## Task description
In the items below, lay out the lines between the one holding "- candle-body: [194, 298, 202, 328]" and the one holding "- time-tick-label: 20: [202, 586, 214, 598]", inclusive, as a numbered list, and skip any blank lines.

## Records
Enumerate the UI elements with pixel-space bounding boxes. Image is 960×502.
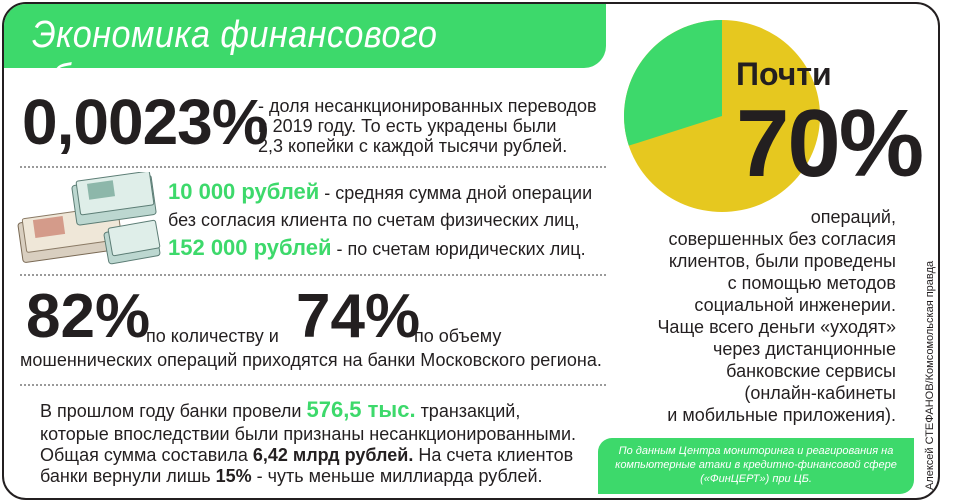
stat-74: 74% [296, 282, 421, 351]
pie-slice-share [624, 20, 722, 146]
block4-text: банки вернули лишь [40, 466, 216, 486]
block2-line1: 10 000 рублей - средняя сумма дной опера… [168, 179, 593, 204]
stat-70: 70% [736, 90, 924, 197]
block3-mid1: по количеству и [146, 326, 279, 346]
amount-152000: 152 000 рублей [168, 235, 332, 260]
divider [20, 384, 606, 386]
right-line: социальной инженерии. [694, 295, 896, 315]
stat-15: 15% [215, 466, 252, 486]
title-bar: Экономика финансового обмана [4, 4, 606, 99]
block2-text: - по счетам юридических лиц. [331, 239, 586, 259]
page-title: Экономика финансового обмана [32, 14, 438, 99]
block4-text: Общая сумма составила [40, 445, 253, 465]
right-line: клиентов, были проведены [668, 251, 896, 271]
block4-text: транзакций, [415, 401, 521, 421]
money-stack-icon [17, 172, 161, 265]
right-label: Почти [736, 56, 832, 92]
block1-line: 2,3 копейки с каждой тысячи рублей. [258, 136, 568, 156]
block4-text: В прошлом году банки провели [40, 401, 307, 421]
stat-6-42: 6,42 млрд рублей. [252, 445, 414, 465]
block1-line: - доля несанкционированных переводов [258, 96, 597, 116]
divider [20, 274, 606, 276]
block3-line2: мошеннических операций приходятся на бан… [20, 350, 602, 370]
right-line: Чаще всего деньги «уходят» [657, 317, 896, 337]
right-line: операций, [810, 207, 896, 227]
block4-line2: которые впоследствии были признаны несан… [40, 424, 577, 444]
right-line: (онлайн-кабинеты [744, 383, 896, 403]
right-line: банковские сервисы [726, 361, 896, 381]
block1-text: - доля несанкционированных переводов в 2… [258, 96, 597, 156]
right-line: с помощью методов [727, 273, 896, 293]
block4-text: На счета клиентов [413, 445, 574, 465]
right-line: и мобильные приложения). [667, 405, 896, 425]
divider [20, 166, 606, 168]
right-line: через дистанционные [712, 339, 896, 359]
block2-line2: без согласия клиента по счетам физически… [168, 210, 580, 230]
block4-text: - чуть меньше миллиарда рублей. [251, 466, 543, 486]
source-box: По данным Центра мониторинга и реагирова… [598, 438, 914, 494]
right-text: операций, совершенных без согласия клиен… [657, 206, 896, 426]
block1-line: в 2019 году. То есть украдены были [258, 116, 557, 136]
block2-line3: 152 000 рублей - по счетам юридических л… [168, 235, 586, 260]
photo-credit: Алексей СТЕФАНОВ/Комсомольская правда [924, 260, 936, 490]
block4-line3: Общая сумма составила 6,42 млрд рублей. … [40, 445, 573, 465]
source-text: По данным Центра мониторинга и реагирова… [615, 445, 897, 485]
stat-82: 82% [26, 282, 151, 351]
stat-0-0023: 0,0023% [22, 86, 269, 158]
stat-576: 576,5 тыс. [306, 397, 416, 422]
block4-line4: банки вернули лишь 15% - чуть меньше мил… [40, 466, 543, 486]
infographic-frame [2, 2, 940, 500]
block4-line1: В прошлом году банки провели 576,5 тыс. … [40, 397, 521, 422]
block3-mid2: по объему [414, 326, 502, 346]
right-line: совершенных без согласия [668, 229, 896, 249]
pie-chart [624, 20, 820, 212]
block2-text: - средняя сумма дной операции [319, 183, 593, 203]
amount-10000: 10 000 рублей [168, 179, 320, 204]
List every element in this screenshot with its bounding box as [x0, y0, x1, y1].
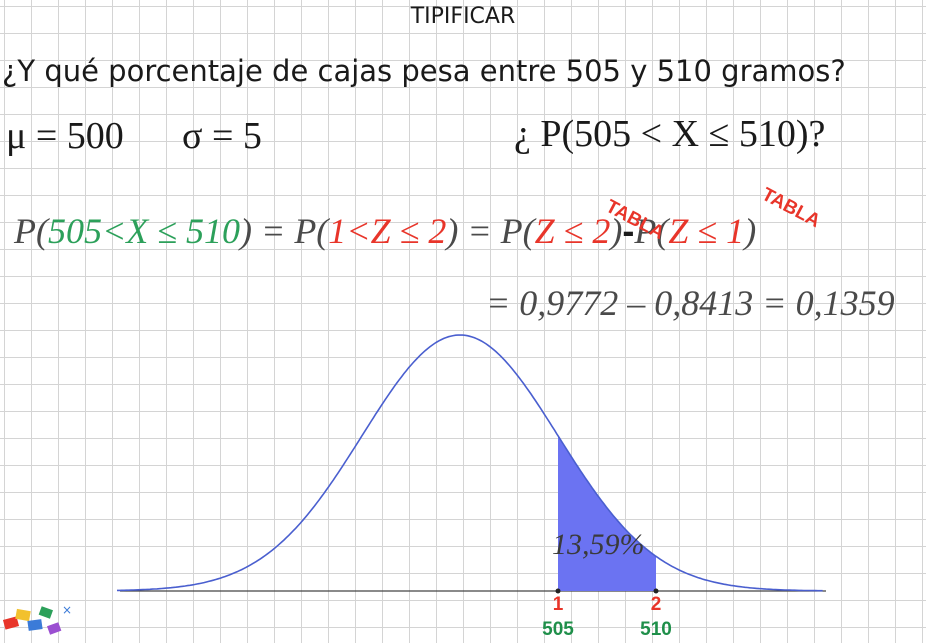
eq-p2-open: P( — [634, 211, 669, 251]
page-title: TIPIFICAR — [410, 4, 516, 29]
eq-z-range: 1<Z ≤ 2 — [328, 211, 447, 251]
eq-mid-3: ) — [610, 211, 623, 251]
x-tick-label-510: 510 — [640, 619, 672, 640]
density-curve — [117, 334, 823, 592]
eq-minus: - — [622, 210, 635, 251]
question-text: ¿Y qué porcentaje de cajas pesa entre 50… — [2, 54, 846, 88]
z-tick-label-2: 2 — [650, 594, 662, 615]
eq-mid-1: ) = P( — [240, 211, 329, 251]
eq-p-open: P( — [14, 211, 48, 251]
eq-z-le-2: Z ≤ 2 — [534, 211, 611, 251]
z-tick-label-1: 1 — [552, 594, 564, 615]
equation-line-2: = 0,9772 – 0,8413 = 0,1359 — [486, 283, 895, 323]
mu-value: μ = 500 — [6, 115, 124, 157]
svg-text:×: × — [62, 603, 72, 617]
eq-x-range: 505<X ≤ 510 — [47, 211, 241, 251]
sigma-value: σ = 5 — [182, 115, 262, 157]
equation-line-1: P(505<X ≤ 510) = P(1<Z ≤ 2) = P(Z ≤ 2)-P… — [14, 210, 756, 252]
eq-close: ) — [744, 211, 757, 251]
probability-question: ¿ P(505 < X ≤ 510)? — [514, 113, 826, 155]
tick-dot-1 — [555, 588, 561, 594]
eq-z-le-1: Z ≤ 1 — [668, 211, 745, 251]
tick-dot-2 — [653, 588, 659, 594]
colorful-blocks-logo-icon: × — [2, 603, 72, 635]
shaded-percentage-label: 13,59% — [552, 528, 645, 561]
x-tick-label-505: 505 — [542, 619, 574, 640]
eq-mid-2: ) = P( — [446, 211, 535, 251]
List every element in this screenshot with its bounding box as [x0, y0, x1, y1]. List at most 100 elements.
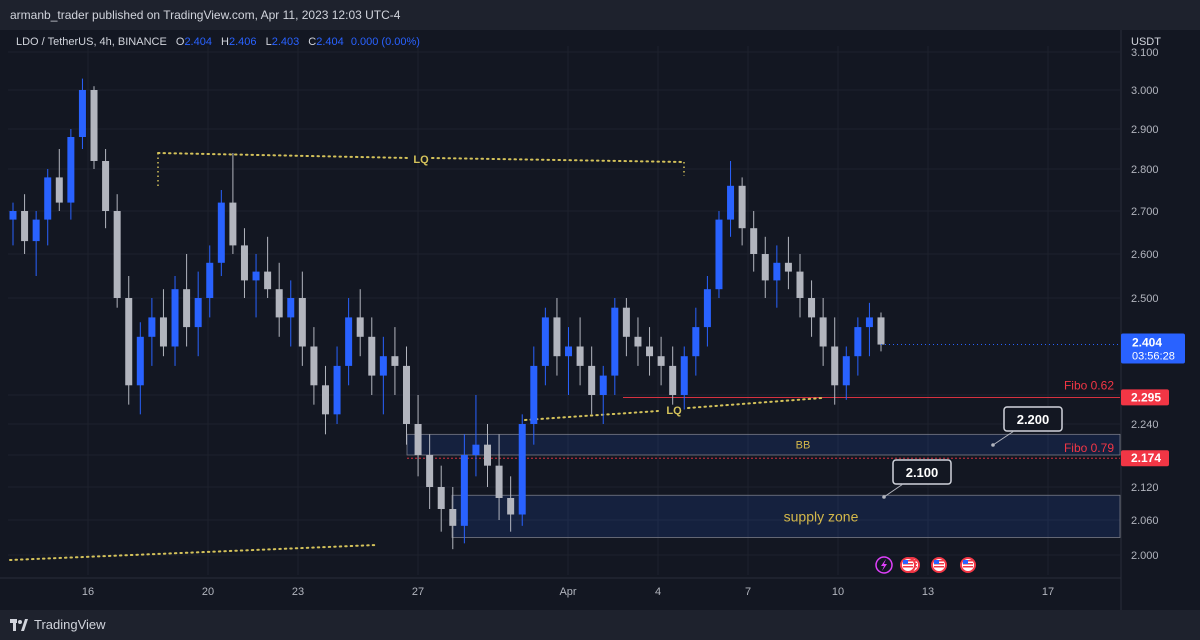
- candle-body: [194, 298, 202, 328]
- candle-body: [298, 298, 306, 347]
- candle-body: [287, 298, 295, 318]
- lq-label-top: LQ: [413, 154, 429, 166]
- lq-line-bottom-b: [687, 397, 823, 409]
- price-tick-label: 2.800: [1131, 164, 1159, 176]
- chart-annotations: LQ LQ 2.200 2.100: [9, 152, 1063, 561]
- candle-body: [657, 356, 665, 366]
- candle-body: [761, 254, 769, 281]
- candle-body: [819, 317, 827, 347]
- tradingview-brand: TradingView: [34, 617, 106, 632]
- price-tick-label: 2.700: [1131, 206, 1159, 218]
- callout-2200-box: [1003, 406, 1063, 432]
- symbol-label[interactable]: LDO / TetherUS, 4h, BINANCE: [16, 36, 167, 48]
- lq-line-bottom-a: [524, 410, 659, 421]
- time-tick-label: 20: [202, 586, 214, 598]
- candle-body: [565, 346, 573, 357]
- change-value: 0.000 (0.00%): [350, 36, 420, 48]
- callout-2200-pointer: [992, 430, 1015, 446]
- lq-label-bottom: LQ: [666, 405, 682, 417]
- candle-body: [368, 336, 376, 376]
- us-flag-icon-canton: [963, 560, 968, 564]
- candle-body: [703, 289, 711, 328]
- candle-body: [472, 444, 480, 455]
- candle-body: [634, 336, 642, 347]
- candle-body: [796, 271, 804, 298]
- candle-body: [229, 202, 237, 246]
- price-axis: 2.0002.0602.1202.1802.2402.3002.5002.600…: [1120, 30, 1159, 610]
- time-tick-label: 16: [82, 586, 94, 598]
- open-key: O: [175, 36, 185, 48]
- candle-body: [507, 498, 515, 515]
- candle-body: [217, 202, 225, 263]
- us-flag-icon-stripe: [934, 566, 944, 568]
- candle-body: [738, 185, 746, 229]
- callout-2200-dot: [991, 443, 995, 447]
- candle-body: [136, 336, 144, 386]
- chart-zones: BB supply zone: [406, 433, 1121, 538]
- lq-line-top-a: [157, 152, 411, 159]
- publisher-text: armanb_trader published on TradingView.c…: [10, 8, 401, 22]
- low-value: 2.403: [271, 36, 300, 48]
- candle-body: [553, 317, 561, 357]
- high-key: H: [221, 36, 229, 48]
- candle-body: [67, 137, 75, 203]
- candle-body: [715, 219, 723, 290]
- candle-body: [113, 211, 121, 298]
- candle-body: [518, 424, 526, 515]
- currency-label[interactable]: USDT: [1131, 36, 1161, 48]
- candle-body: [680, 356, 688, 395]
- candle-body: [842, 356, 850, 386]
- lightning-icon-bolt: [881, 559, 887, 571]
- last-price-tag-value: 2.404: [1132, 336, 1162, 350]
- high-value: 2.406: [228, 36, 257, 48]
- candle-body: [125, 298, 133, 386]
- candle-body: [9, 211, 17, 220]
- price-tick-label: 2.120: [1131, 482, 1159, 494]
- symbol-legend: LDO / TetherUS, 4h, BINANCE O2.404 H2.40…: [16, 36, 420, 48]
- candle-body: [206, 262, 214, 298]
- time-tick-label: 7: [745, 586, 751, 598]
- fibo-079-tag-box: [1121, 450, 1169, 467]
- price-tick-label: 2.900: [1131, 124, 1159, 136]
- candle-body: [877, 317, 885, 345]
- callout-2100-dot: [882, 495, 886, 499]
- us-flag-icon-canton: [934, 560, 939, 564]
- candle-body: [391, 356, 399, 366]
- candle-body: [102, 161, 110, 211]
- candle-body: [275, 289, 283, 318]
- last-price-tag-box: [1121, 333, 1185, 364]
- candle-body: [437, 487, 445, 509]
- candle-body: [32, 219, 40, 242]
- fibo-079-label: Fibo 0.79: [1064, 441, 1114, 455]
- callout-2100-label: 2.100: [906, 465, 939, 480]
- candle-body: [588, 365, 596, 395]
- candle-body: [622, 307, 630, 337]
- price-tick-label: 3.100: [1131, 47, 1159, 59]
- candle-body: [356, 317, 364, 337]
- candle-body: [530, 365, 538, 424]
- time-tick-label: 17: [1042, 586, 1054, 598]
- candle-body: [460, 455, 468, 526]
- candle-body: [21, 211, 29, 242]
- close-value: 2.404: [316, 36, 344, 48]
- callout-2100-box: [892, 459, 952, 485]
- candle-body: [55, 177, 63, 203]
- price-tick-label: 2.240: [1131, 419, 1159, 431]
- tradingview-logo[interactable]: TradingView: [10, 617, 106, 632]
- candle-body: [379, 356, 387, 376]
- last-price-countdown: 03:56:28: [1132, 351, 1175, 363]
- callout-2200-label: 2.200: [1017, 412, 1050, 427]
- callout-2100-pointer: [883, 483, 904, 498]
- candle-body: [171, 289, 179, 347]
- low-key: L: [265, 36, 272, 48]
- us-flag-icon-canton: [903, 560, 908, 564]
- us-flag-icon-stripe: [963, 566, 973, 568]
- candle-body: [449, 509, 457, 526]
- candle-body: [865, 317, 873, 328]
- close-key: C: [308, 36, 317, 48]
- candle-body: [78, 90, 86, 137]
- fibo-062-label: Fibo 0.62: [1064, 378, 1114, 392]
- footer-bar: [0, 610, 1200, 640]
- price-tick-label: 2.060: [1131, 515, 1159, 527]
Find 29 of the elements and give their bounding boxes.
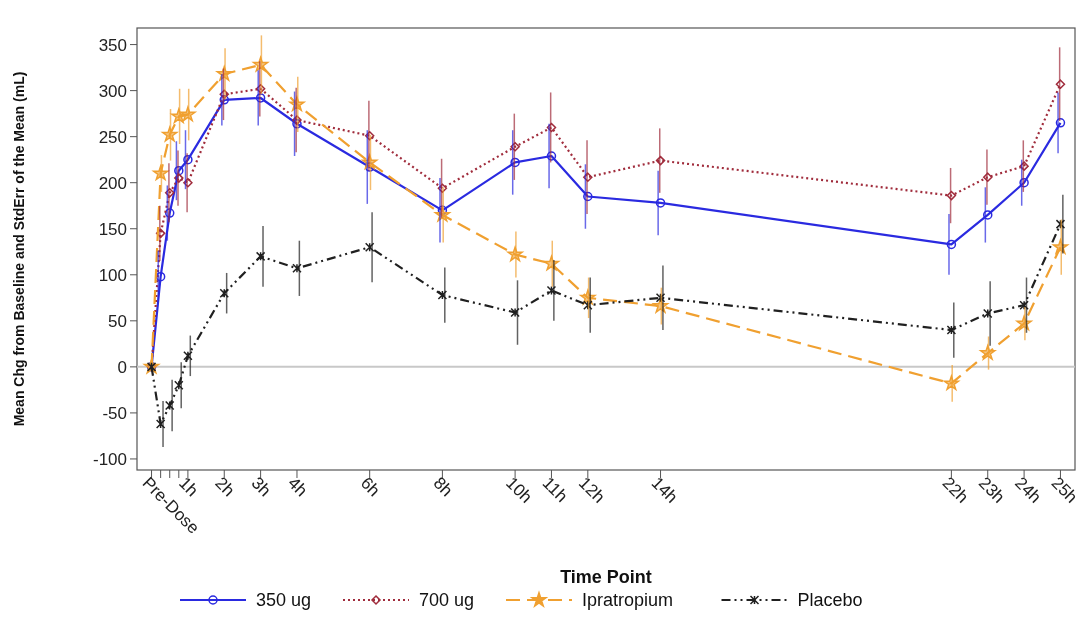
y-tick-label: 150 (98, 219, 127, 239)
x-tick-label: 3h (247, 473, 275, 501)
x-tick-label: 6h (356, 473, 384, 501)
y-tick-label: 100 (98, 265, 127, 285)
legend-label: Ipratropium (582, 590, 674, 611)
y-axis-title: Mean Chg from Baseline and StdErr of the Mean (mL) (11, 71, 27, 427)
x-tick-label: 10h (502, 473, 536, 507)
y-tick-label: 300 (98, 81, 127, 101)
x-tick-label: 4h (284, 473, 311, 501)
x-tick-label: 14h (647, 473, 682, 507)
y-tick-label: 50 (108, 311, 127, 331)
x-tick-label: 11h (538, 473, 572, 506)
x-tick-label: 8h (429, 473, 457, 501)
x-axis-title: Time Point (560, 567, 652, 587)
y-tick-label: -100 (92, 449, 127, 469)
y-tick-label: 0 (117, 357, 127, 377)
y-tick-label: -50 (102, 403, 127, 423)
legend-label: Placebo (797, 590, 863, 611)
y-tick-label: 250 (98, 127, 127, 147)
x-tick-label: 24h (1011, 473, 1045, 507)
x-tick-label: 23h (974, 473, 1009, 507)
legend-label: 350 ug (256, 590, 312, 611)
x-tick-label: 2h (211, 473, 239, 501)
y-tick-label: 200 (98, 173, 127, 193)
x-tick-label: 25h (1047, 473, 1082, 507)
y-tick-label: 350 (98, 35, 127, 55)
x-tick-label: 22h (938, 473, 973, 507)
legend-label: 700 ug (419, 590, 475, 611)
x-tick-label: 12h (574, 473, 609, 507)
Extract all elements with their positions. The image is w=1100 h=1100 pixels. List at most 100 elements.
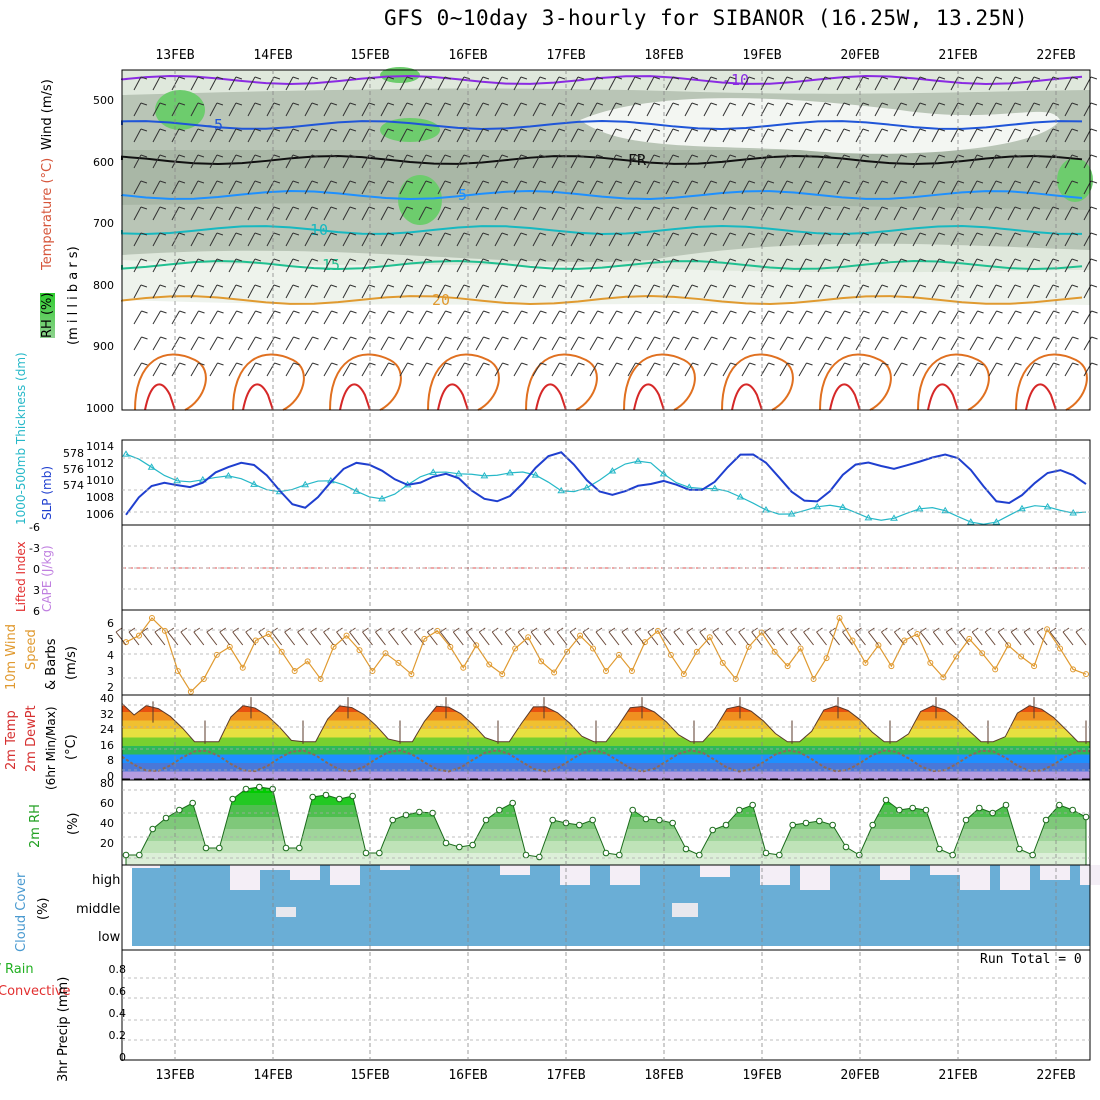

## Answer to this exercise
1. - candle-body: [194, 298, 202, 328]
2. - candle-body: [298, 298, 306, 347]
3. - candle-body: [287, 298, 295, 318]
4. - lq-label-top: LQ: [413, 154, 429, 166]
5. - lq-line-bottom-b: [687, 397, 823, 409]
6. - price-tick-label: 2.800: [1131, 164, 1159, 176]
7. - chart-annotations: LQ LQ 2.200 2.100: [9, 152, 1063, 561]
8. - candle-body: [657, 356, 665, 366]
9. - candle-body: [761, 254, 769, 281]
10. - candle-body: [819, 317, 827, 347]
11. - tradingview-brand: TradingView: [34, 617, 106, 632]
12. - price-tick-label: 2.700: [1131, 206, 1159, 218]
13. - callout-2200-box: [1003, 406, 1063, 432]
14. - symbol-label[interactable]: LDO / TetherUS, 4h, BINANCE: [16, 36, 167, 48]
15. - lq-line-bottom-a: [524, 410, 659, 421]
16. - time-tick-label: 20: [202, 586, 214, 598]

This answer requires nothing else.